[Figure record listings]
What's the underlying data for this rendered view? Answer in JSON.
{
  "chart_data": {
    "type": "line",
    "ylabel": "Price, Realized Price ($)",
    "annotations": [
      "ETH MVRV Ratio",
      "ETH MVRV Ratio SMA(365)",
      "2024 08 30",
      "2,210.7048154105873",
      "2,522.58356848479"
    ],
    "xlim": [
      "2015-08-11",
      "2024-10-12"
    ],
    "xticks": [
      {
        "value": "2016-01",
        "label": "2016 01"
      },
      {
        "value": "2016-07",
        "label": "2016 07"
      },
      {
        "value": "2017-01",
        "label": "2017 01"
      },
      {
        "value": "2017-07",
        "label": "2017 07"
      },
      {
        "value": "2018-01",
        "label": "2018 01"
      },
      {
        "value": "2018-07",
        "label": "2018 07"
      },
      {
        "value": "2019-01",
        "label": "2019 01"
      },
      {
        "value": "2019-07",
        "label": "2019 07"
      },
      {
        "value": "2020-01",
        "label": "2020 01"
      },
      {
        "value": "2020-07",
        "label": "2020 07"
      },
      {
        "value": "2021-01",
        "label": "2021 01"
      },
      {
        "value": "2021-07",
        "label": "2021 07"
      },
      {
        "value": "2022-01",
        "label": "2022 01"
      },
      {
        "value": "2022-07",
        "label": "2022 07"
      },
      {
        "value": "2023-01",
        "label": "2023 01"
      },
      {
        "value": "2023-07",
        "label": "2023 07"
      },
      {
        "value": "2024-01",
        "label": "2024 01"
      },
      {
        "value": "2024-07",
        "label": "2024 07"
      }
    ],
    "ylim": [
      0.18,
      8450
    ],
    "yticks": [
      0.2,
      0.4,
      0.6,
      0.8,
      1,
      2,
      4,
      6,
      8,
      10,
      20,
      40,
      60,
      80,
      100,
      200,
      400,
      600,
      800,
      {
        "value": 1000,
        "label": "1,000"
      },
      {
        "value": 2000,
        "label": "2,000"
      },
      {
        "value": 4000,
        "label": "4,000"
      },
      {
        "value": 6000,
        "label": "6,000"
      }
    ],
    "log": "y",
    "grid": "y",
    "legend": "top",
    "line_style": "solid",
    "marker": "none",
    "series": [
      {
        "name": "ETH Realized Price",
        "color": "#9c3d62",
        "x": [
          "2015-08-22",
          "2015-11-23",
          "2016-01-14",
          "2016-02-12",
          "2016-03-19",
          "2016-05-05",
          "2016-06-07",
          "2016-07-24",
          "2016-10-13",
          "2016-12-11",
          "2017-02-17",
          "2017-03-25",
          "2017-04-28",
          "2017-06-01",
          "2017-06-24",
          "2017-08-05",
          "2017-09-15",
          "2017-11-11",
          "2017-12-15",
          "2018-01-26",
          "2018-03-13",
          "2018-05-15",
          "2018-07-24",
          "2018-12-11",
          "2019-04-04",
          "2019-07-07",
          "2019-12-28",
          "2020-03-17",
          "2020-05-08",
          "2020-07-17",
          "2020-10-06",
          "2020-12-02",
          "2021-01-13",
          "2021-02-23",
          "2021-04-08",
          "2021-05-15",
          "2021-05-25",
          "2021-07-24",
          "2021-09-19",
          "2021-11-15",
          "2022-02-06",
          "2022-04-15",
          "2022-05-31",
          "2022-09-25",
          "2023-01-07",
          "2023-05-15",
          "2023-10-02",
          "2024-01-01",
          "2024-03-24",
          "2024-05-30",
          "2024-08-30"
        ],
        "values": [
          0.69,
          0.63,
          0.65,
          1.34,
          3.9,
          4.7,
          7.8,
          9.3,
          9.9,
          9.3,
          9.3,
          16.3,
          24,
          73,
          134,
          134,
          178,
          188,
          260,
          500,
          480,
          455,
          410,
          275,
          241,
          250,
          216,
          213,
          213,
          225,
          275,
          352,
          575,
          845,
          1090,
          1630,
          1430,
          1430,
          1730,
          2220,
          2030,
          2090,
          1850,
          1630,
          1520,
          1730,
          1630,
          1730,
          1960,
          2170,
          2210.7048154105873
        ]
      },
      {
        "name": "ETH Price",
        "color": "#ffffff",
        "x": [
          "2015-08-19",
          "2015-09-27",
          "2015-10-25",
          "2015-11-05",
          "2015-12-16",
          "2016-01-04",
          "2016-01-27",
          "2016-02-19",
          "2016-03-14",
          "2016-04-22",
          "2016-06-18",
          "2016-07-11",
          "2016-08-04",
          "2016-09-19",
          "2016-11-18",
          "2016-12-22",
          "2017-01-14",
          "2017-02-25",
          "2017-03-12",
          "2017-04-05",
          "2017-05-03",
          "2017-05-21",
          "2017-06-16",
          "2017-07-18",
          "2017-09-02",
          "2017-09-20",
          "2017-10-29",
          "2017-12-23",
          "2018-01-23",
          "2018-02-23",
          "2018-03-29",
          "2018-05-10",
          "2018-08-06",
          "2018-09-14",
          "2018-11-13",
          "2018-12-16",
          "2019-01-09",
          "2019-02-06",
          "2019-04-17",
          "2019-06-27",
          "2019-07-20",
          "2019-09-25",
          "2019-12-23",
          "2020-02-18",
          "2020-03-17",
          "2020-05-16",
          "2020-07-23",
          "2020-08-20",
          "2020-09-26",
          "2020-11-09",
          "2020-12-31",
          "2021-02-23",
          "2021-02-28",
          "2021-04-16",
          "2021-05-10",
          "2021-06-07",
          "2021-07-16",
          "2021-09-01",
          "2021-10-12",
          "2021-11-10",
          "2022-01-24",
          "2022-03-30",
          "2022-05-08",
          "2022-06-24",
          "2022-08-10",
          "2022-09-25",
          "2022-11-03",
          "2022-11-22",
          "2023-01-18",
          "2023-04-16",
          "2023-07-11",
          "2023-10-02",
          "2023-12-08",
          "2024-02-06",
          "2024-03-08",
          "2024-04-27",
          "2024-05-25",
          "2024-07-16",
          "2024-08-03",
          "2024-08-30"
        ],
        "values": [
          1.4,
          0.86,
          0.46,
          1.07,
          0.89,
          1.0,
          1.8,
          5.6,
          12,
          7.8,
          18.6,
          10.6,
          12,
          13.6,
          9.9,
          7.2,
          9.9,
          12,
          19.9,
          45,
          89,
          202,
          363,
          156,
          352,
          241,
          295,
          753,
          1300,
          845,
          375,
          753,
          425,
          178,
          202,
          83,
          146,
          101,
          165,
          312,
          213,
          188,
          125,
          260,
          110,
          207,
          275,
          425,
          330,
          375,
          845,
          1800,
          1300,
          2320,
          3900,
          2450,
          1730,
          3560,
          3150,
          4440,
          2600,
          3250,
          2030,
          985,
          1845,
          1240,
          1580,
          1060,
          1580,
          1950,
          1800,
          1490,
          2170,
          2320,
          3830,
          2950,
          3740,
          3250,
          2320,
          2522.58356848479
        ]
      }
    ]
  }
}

-- GIVEN TASK --
Go through the listing above and restate it word for word.

-- FINISHED ANSWER --
What's the underlying data for this rendered view? Answer in JSON.
{
  "chart_data": {
    "type": "line",
    "ylabel": "Price, Realized Price ($)",
    "annotations": [
      "ETH MVRV Ratio",
      "ETH MVRV Ratio SMA(365)",
      "2024 08 30",
      "2,210.7048154105873",
      "2,522.58356848479"
    ],
    "xlim": [
      "2015-08-11",
      "2024-10-12"
    ],
    "xticks": [
      {
        "value": "2016-01",
        "label": "2016 01"
      },
      {
        "value": "2016-07",
        "label": "2016 07"
      },
      {
        "value": "2017-01",
        "label": "2017 01"
      },
      {
        "value": "2017-07",
        "label": "2017 07"
      },
      {
        "value": "2018-01",
        "label": "2018 01"
      },
      {
        "value": "2018-07",
        "label": "2018 07"
      },
      {
        "value": "2019-01",
        "label": "2019 01"
      },
      {
        "value": "2019-07",
        "label": "2019 07"
      },
      {
        "value": "2020-01",
        "label": "2020 01"
      },
      {
        "value": "2020-07",
        "label": "2020 07"
      },
      {
        "value": "2021-01",
        "label": "2021 01"
      },
      {
        "value": "2021-07",
        "label": "2021 07"
      },
      {
        "value": "2022-01",
        "label": "2022 01"
      },
      {
        "value": "2022-07",
        "label": "2022 07"
      },
      {
        "value": "2023-01",
        "label": "2023 01"
      },
      {
        "value": "2023-07",
        "label": "2023 07"
      },
      {
        "value": "2024-01",
        "label": "2024 01"
      },
      {
        "value": "2024-07",
        "label": "2024 07"
      }
    ],
    "ylim": [
      0.18,
      8450
    ],
    "yticks": [
      0.2,
      0.4,
      0.6,
      0.8,
      1,
      2,
      4,
      6,
      8,
      10,
      20,
      40,
      60,
      80,
      100,
      200,
      400,
      600,
      800,
      {
        "value": 1000,
        "label": "1,000"
      },
      {
        "value": 2000,
        "label": "2,000"
      },
      {
        "value": 4000,
        "label": "4,000"
      },
      {
        "value": 6000,
        "label": "6,000"
      }
    ],
    "log": "y",
    "grid": "y",
    "legend": "top",
    "line_style": "solid",
    "marker": "none",
    "series": [
      {
        "name": "ETH Realized Price",
        "color": "#9c3d62",
        "x": [
          "2015-08-22",
          "2015-11-23",
          "2016-01-14",
          "2016-02-12",
          "2016-03-19",
          "2016-05-05",
          "2016-06-07",
          "2016-07-24",
          "2016-10-13",
          "2016-12-11",
          "2017-02-17",
          "2017-03-25",
          "2017-04-28",
          "2017-06-01",
          "2017-06-24",
          "2017-08-05",
          "2017-09-15",
          "2017-11-11",
          "2017-12-15",
          "2018-01-26",
          "2018-03-13",
          "2018-05-15",
          "2018-07-24",
          "2018-12-11",
          "2019-04-04",
          "2019-07-07",
          "2019-12-28",
          "2020-03-17",
          "2020-05-08",
          "2020-07-17",
          "2020-10-06",
          "2020-12-02",
          "2021-01-13",
          "2021-02-23",
          "2021-04-08",
          "2021-05-15",
          "2021-05-25",
          "2021-07-24",
          "2021-09-19",
          "2021-11-15",
          "2022-02-06",
          "2022-04-15",
          "2022-05-31",
          "2022-09-25",
          "2023-01-07",
          "2023-05-15",
          "2023-10-02",
          "2024-01-01",
          "2024-03-24",
          "2024-05-30",
          "2024-08-30"
        ],
        "values": [
          0.69,
          0.63,
          0.65,
          1.34,
          3.9,
          4.7,
          7.8,
          9.3,
          9.9,
          9.3,
          9.3,
          16.3,
          24,
          73,
          134,
          134,
          178,
          188,
          260,
          500,
          480,
          455,
          410,
          275,
          241,
          250,
          216,
          213,
          213,
          225,
          275,
          352,
          575,
          845,
          1090,
          1630,
          1430,
          1430,
          1730,
          2220,
          2030,
          2090,
          1850,
          1630,
          1520,
          1730,
          1630,
          1730,
          1960,
          2170,
          2210.7048154105873
        ]
      },
      {
        "name": "ETH Price",
        "color": "#ffffff",
        "x": [
          "2015-08-19",
          "2015-09-27",
          "2015-10-25",
          "2015-11-05",
          "2015-12-16",
          "2016-01-04",
          "2016-01-27",
          "2016-02-19",
          "2016-03-14",
          "2016-04-22",
          "2016-06-18",
          "2016-07-11",
          "2016-08-04",
          "2016-09-19",
          "2016-11-18",
          "2016-12-22",
          "2017-01-14",
          "2017-02-25",
          "2017-03-12",
          "2017-04-05",
          "2017-05-03",
          "2017-05-21",
          "2017-06-16",
          "2017-07-18",
          "2017-09-02",
          "2017-09-20",
          "2017-10-29",
          "2017-12-23",
          "2018-01-23",
          "2018-02-23",
          "2018-03-29",
          "2018-05-10",
          "2018-08-06",
          "2018-09-14",
          "2018-11-13",
          "2018-12-16",
          "2019-01-09",
          "2019-02-06",
          "2019-04-17",
          "2019-06-27",
          "2019-07-20",
          "2019-09-25",
          "2019-12-23",
          "2020-02-18",
          "2020-03-17",
          "2020-05-16",
          "2020-07-23",
          "2020-08-20",
          "2020-09-26",
          "2020-11-09",
          "2020-12-31",
          "2021-02-23",
          "2021-02-28",
          "2021-04-16",
          "2021-05-10",
          "2021-06-07",
          "2021-07-16",
          "2021-09-01",
          "2021-10-12",
          "2021-11-10",
          "2022-01-24",
          "2022-03-30",
          "2022-05-08",
          "2022-06-24",
          "2022-08-10",
          "2022-09-25",
          "2022-11-03",
          "2022-11-22",
          "2023-01-18",
          "2023-04-16",
          "2023-07-11",
          "2023-10-02",
          "2023-12-08",
          "2024-02-06",
          "2024-03-08",
          "2024-04-27",
          "2024-05-25",
          "2024-07-16",
          "2024-08-03",
          "2024-08-30"
        ],
        "values": [
          1.4,
          0.86,
          0.46,
          1.07,
          0.89,
          1.0,
          1.8,
          5.6,
          12,
          7.8,
          18.6,
          10.6,
          12,
          13.6,
          9.9,
          7.2,
          9.9,
          12,
          19.9,
          45,
          89,
          202,
          363,
          156,
          352,
          241,
          295,
          753,
          1300,
          845,
          375,
          753,
          425,
          178,
          202,
          83,
          146,
          101,
          165,
          312,
          213,
          188,
          125,
          260,
          110,
          207,
          275,
          425,
          330,
          375,
          845,
          1800,
          1300,
          2320,
          3900,
          2450,
          1730,
          3560,
          3150,
          4440,
          2600,
          3250,
          2030,
          985,
          1845,
          1240,
          1580,
          1060,
          1580,
          1950,
          1800,
          1490,
          2170,
          2320,
          3830,
          2950,
          3740,
          3250,
          2320,
          2522.58356848479
        ]
      }
    ]
  }
}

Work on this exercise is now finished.